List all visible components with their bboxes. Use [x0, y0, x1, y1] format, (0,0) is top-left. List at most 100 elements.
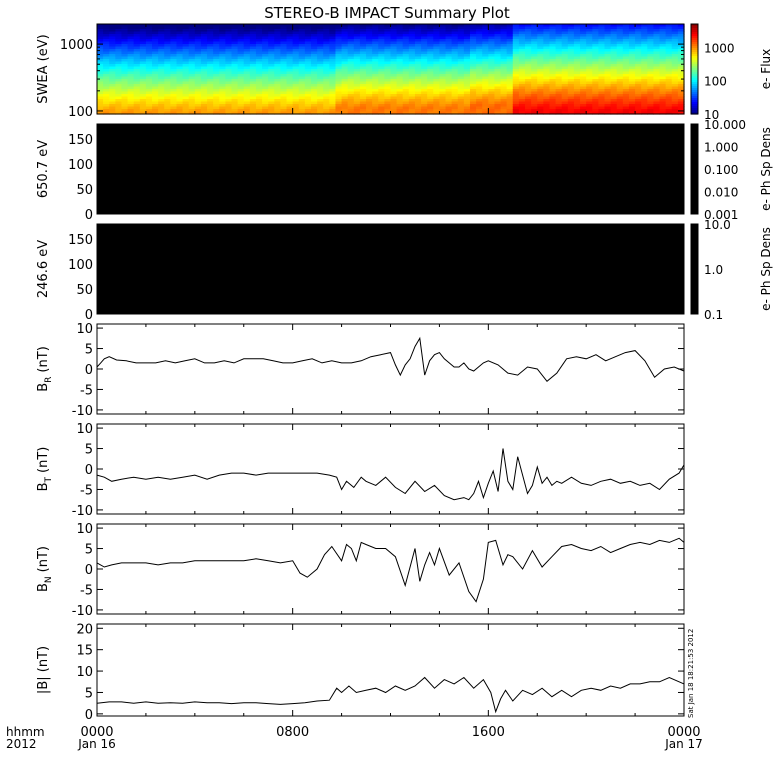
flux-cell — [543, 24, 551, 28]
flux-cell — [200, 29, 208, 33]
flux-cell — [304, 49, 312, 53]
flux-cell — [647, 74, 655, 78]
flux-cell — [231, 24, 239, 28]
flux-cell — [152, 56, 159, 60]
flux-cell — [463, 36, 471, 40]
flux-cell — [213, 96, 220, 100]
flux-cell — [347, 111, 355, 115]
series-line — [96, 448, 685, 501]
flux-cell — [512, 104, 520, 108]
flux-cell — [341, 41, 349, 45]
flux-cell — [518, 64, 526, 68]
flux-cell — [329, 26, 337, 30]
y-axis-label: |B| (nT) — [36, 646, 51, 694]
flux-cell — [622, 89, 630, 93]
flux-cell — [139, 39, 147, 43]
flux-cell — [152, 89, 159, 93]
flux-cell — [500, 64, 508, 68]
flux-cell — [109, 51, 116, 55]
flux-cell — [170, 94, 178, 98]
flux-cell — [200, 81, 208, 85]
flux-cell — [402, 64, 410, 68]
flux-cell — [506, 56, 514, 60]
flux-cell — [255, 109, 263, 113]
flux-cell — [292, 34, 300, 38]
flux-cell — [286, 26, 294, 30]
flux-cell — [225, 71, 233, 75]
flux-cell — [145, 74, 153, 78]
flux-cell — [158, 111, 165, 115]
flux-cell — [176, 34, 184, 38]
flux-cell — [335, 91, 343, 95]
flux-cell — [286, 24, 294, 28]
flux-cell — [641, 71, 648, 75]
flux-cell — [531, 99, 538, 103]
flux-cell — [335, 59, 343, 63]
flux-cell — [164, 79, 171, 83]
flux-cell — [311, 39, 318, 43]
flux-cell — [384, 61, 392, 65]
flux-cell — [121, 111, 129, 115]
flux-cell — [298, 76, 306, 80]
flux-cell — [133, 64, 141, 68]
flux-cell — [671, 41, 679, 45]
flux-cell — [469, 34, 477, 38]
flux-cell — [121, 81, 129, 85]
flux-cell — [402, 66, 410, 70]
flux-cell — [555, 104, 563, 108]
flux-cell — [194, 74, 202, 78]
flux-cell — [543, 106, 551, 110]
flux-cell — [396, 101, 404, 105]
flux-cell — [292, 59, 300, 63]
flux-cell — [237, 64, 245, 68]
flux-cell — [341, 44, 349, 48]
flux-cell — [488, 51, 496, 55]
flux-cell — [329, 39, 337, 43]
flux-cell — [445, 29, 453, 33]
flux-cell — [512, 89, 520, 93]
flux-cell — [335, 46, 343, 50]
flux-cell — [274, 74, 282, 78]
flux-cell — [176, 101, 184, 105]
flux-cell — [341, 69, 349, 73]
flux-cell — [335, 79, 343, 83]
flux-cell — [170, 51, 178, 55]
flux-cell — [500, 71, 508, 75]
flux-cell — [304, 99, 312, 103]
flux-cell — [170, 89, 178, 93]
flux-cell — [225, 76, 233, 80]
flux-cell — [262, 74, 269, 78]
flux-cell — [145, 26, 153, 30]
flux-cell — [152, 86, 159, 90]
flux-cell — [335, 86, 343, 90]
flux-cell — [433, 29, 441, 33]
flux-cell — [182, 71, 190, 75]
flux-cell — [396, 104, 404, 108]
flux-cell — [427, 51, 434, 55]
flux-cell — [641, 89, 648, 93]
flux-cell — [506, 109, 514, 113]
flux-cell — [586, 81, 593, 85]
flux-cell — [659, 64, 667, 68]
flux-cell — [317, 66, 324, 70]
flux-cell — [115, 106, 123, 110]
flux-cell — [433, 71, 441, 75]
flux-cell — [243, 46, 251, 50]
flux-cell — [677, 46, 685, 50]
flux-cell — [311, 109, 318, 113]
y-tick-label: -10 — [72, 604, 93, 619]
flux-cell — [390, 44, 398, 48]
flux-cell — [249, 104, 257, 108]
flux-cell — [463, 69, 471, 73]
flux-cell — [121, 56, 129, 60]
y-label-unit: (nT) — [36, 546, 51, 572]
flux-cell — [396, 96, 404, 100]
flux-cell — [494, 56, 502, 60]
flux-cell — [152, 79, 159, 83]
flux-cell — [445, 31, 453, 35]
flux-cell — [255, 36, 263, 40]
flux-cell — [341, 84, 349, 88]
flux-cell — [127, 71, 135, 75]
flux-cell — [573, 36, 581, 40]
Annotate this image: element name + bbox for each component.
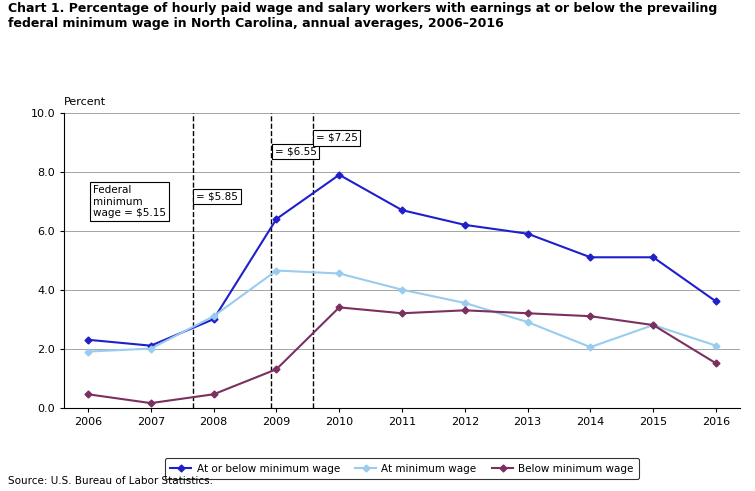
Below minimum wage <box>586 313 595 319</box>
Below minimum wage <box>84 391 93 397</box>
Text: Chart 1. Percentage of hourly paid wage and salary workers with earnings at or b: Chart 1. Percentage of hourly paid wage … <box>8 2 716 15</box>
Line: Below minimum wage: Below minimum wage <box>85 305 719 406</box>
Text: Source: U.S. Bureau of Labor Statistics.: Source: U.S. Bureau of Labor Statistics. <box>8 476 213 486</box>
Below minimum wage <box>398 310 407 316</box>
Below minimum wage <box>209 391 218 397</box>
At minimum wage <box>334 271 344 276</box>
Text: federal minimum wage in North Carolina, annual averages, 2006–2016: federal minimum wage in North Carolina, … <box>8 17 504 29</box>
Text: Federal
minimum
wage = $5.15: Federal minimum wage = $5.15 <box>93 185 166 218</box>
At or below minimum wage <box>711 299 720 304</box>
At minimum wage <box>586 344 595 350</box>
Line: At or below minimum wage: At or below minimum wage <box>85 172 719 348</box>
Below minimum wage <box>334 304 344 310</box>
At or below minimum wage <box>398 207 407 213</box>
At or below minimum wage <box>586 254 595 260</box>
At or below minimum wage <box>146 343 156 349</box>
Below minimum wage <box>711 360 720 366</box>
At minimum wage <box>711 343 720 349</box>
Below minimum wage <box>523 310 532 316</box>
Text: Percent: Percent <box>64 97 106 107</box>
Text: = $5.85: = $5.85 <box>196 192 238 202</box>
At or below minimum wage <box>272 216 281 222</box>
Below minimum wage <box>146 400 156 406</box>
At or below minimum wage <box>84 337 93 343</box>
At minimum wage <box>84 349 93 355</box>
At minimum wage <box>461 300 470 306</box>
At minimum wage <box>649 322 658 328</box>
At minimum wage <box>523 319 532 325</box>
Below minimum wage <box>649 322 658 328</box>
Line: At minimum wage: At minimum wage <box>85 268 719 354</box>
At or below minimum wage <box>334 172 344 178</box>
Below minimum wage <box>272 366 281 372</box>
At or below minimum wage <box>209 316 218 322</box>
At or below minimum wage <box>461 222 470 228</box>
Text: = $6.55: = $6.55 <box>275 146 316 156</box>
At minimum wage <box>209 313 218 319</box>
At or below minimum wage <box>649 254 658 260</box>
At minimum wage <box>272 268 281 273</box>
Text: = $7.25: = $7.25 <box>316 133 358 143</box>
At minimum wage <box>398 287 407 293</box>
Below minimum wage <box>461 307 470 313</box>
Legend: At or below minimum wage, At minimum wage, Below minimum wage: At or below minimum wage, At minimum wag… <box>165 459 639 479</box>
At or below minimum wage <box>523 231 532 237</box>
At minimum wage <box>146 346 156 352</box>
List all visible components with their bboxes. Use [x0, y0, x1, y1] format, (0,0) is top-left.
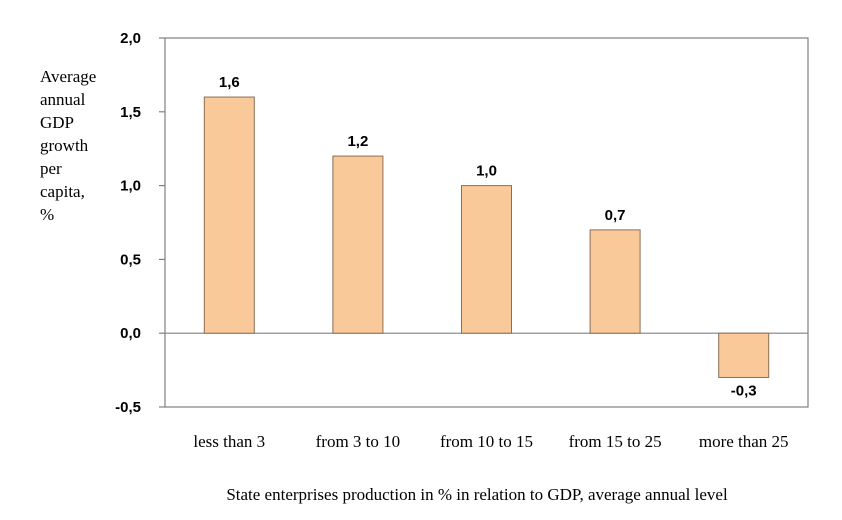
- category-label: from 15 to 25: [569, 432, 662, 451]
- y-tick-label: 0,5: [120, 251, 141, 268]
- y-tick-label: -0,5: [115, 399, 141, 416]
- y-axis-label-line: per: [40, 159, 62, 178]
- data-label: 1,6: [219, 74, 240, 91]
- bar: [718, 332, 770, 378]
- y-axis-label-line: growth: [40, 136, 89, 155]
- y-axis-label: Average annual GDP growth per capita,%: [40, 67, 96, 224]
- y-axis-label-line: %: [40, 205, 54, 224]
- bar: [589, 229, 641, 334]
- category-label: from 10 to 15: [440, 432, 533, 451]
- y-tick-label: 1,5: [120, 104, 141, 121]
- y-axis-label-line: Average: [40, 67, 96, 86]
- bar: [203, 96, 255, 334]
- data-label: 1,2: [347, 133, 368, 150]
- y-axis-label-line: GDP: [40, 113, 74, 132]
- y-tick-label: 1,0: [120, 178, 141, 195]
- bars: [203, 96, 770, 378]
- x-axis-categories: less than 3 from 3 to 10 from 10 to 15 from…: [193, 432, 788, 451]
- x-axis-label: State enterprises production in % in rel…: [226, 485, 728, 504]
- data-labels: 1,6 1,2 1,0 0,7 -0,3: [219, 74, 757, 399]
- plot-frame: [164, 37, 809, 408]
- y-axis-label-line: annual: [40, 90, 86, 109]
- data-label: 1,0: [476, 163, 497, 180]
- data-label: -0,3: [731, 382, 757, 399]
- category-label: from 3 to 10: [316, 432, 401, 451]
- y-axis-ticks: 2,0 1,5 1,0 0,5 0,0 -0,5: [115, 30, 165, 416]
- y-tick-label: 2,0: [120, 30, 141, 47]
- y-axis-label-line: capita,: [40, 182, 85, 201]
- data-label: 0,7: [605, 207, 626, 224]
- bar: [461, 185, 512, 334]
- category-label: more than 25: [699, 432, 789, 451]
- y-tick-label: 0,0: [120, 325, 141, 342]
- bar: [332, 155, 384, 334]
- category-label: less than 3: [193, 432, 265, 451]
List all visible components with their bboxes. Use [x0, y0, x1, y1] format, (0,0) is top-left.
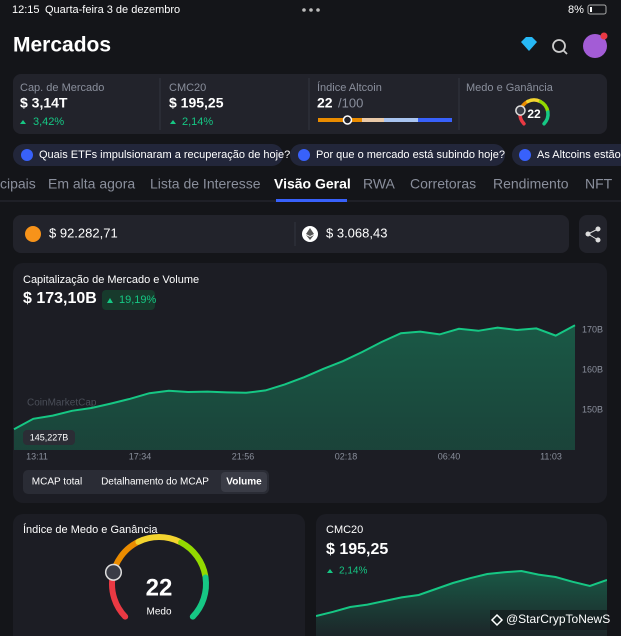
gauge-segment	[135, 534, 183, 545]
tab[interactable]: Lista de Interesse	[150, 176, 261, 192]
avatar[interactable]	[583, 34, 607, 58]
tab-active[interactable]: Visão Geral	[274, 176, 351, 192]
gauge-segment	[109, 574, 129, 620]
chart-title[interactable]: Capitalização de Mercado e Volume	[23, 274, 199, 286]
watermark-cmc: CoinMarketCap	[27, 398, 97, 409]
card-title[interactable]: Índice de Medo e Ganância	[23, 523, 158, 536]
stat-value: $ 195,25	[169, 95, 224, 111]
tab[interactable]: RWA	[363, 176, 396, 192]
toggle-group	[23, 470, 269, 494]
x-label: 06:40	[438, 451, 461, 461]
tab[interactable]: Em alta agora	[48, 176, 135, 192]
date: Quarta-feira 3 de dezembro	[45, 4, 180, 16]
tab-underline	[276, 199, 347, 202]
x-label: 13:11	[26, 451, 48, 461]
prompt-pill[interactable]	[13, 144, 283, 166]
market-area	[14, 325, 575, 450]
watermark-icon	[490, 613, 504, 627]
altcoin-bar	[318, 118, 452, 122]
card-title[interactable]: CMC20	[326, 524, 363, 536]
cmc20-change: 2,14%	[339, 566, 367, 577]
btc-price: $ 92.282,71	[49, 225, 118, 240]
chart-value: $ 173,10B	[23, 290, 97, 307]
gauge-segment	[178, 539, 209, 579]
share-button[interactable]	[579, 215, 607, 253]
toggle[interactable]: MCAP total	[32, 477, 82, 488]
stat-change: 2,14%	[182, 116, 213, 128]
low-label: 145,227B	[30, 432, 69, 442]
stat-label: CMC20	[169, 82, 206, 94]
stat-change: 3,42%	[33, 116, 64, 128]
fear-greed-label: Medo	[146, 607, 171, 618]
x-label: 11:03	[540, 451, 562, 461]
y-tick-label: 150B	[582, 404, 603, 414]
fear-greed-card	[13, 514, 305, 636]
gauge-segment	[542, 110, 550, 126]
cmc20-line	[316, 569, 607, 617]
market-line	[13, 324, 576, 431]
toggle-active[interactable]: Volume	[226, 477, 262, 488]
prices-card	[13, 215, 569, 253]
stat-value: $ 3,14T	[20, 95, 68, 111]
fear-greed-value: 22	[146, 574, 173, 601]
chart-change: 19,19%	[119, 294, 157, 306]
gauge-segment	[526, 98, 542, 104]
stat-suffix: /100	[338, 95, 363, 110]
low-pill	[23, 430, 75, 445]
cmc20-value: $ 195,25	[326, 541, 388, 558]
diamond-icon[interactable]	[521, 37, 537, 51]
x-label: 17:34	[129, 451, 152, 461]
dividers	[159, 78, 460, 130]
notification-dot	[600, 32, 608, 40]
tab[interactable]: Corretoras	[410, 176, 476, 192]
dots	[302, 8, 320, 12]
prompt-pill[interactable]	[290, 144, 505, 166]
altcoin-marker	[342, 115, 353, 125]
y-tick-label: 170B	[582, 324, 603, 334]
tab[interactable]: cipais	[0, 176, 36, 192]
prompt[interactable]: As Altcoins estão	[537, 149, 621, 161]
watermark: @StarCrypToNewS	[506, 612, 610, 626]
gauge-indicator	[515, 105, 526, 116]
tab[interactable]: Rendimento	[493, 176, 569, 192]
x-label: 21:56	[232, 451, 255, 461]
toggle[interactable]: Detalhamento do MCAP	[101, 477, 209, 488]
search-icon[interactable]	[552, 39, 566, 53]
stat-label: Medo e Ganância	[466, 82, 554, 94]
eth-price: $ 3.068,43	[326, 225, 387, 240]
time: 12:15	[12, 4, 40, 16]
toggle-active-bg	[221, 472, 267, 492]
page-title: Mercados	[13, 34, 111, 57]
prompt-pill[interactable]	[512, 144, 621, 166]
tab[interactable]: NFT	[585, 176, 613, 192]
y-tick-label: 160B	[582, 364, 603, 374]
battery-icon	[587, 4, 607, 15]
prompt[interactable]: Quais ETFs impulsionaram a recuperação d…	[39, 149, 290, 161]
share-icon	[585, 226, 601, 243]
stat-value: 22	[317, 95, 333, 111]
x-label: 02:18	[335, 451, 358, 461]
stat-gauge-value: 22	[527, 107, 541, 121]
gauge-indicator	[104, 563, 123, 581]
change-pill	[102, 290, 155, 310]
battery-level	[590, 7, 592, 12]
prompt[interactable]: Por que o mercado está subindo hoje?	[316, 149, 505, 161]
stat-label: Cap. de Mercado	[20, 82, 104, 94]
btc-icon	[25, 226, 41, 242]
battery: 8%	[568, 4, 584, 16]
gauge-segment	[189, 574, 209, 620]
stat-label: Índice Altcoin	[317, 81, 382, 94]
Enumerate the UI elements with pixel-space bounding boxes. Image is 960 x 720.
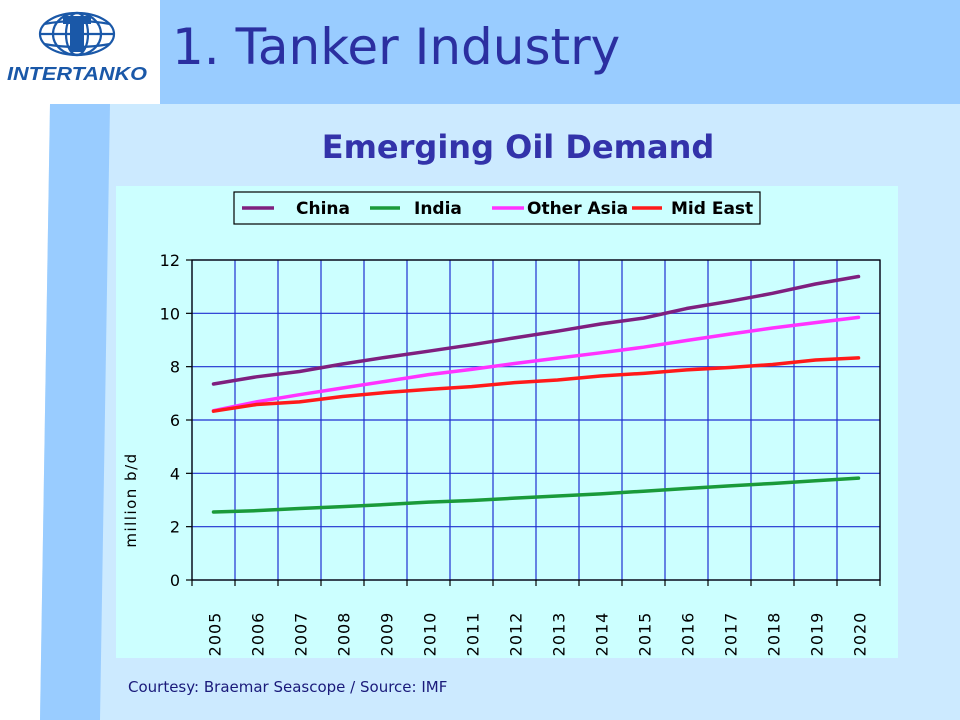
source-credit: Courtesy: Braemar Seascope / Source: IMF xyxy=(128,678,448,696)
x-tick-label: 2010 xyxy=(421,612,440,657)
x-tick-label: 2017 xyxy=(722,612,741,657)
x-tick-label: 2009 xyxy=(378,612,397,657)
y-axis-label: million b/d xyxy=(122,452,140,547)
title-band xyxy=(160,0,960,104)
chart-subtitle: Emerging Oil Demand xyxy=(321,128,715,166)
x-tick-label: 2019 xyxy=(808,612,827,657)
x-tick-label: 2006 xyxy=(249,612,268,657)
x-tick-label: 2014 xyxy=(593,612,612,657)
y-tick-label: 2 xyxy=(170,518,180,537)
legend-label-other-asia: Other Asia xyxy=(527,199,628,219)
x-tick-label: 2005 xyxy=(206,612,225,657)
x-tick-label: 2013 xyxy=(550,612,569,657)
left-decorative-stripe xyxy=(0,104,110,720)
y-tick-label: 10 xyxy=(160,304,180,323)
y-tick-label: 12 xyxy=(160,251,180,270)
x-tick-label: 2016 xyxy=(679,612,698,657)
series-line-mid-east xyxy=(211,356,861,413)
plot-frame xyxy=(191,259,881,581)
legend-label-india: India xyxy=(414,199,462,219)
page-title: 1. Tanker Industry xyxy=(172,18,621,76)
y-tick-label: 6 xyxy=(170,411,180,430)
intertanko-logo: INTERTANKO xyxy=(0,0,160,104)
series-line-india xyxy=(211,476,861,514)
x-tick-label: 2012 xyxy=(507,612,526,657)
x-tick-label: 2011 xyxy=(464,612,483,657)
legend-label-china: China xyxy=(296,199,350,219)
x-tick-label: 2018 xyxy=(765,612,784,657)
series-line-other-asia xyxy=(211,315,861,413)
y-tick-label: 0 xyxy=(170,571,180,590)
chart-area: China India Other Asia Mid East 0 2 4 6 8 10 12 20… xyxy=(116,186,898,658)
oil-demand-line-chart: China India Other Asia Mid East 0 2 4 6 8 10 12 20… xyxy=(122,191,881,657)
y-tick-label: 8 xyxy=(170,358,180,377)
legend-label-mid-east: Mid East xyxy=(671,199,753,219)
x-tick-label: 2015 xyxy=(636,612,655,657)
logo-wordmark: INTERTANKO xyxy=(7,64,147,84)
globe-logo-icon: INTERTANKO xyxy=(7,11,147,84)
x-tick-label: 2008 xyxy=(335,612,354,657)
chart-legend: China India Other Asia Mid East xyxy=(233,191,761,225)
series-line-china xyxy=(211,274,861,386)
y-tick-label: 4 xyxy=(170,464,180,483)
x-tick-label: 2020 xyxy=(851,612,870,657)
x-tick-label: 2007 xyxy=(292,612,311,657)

★ ★ ★ ★ ★

Goal:
Put the rows from the line that contains "flux-cell — [543, 24, 551, 28]" through the line that contains "flux-cell — [286, 26, 294, 30]" into a numbered list, with blank lines left out.

Correct result:
1. flux-cell — [543, 24, 551, 28]
2. flux-cell — [200, 29, 208, 33]
3. flux-cell — [304, 49, 312, 53]
4. flux-cell — [647, 74, 655, 78]
5. flux-cell — [231, 24, 239, 28]
6. flux-cell — [152, 56, 159, 60]
7. flux-cell — [463, 36, 471, 40]
8. flux-cell — [213, 96, 220, 100]
9. flux-cell — [347, 111, 355, 115]
10. series-line — [96, 448, 685, 501]
11. flux-cell — [512, 104, 520, 108]
12. flux-cell — [341, 41, 349, 45]
13. flux-cell — [518, 64, 526, 68]
14. flux-cell — [329, 26, 337, 30]
15. y-axis-label: |B| (nT) — [36, 646, 51, 694]
16. flux-cell — [622, 89, 630, 93]
17. flux-cell — [139, 39, 147, 43]
18. flux-cell — [152, 89, 159, 93]
19. flux-cell — [500, 64, 508, 68]
20. flux-cell — [109, 51, 116, 55]
21. flux-cell — [170, 94, 178, 98]
22. flux-cell — [200, 81, 208, 85]
23. flux-cell — [402, 64, 410, 68]
24. flux-cell — [506, 56, 514, 60]
25. flux-cell — [255, 109, 263, 113]
26. flux-cell — [292, 34, 300, 38]
27. flux-cell — [286, 26, 294, 30]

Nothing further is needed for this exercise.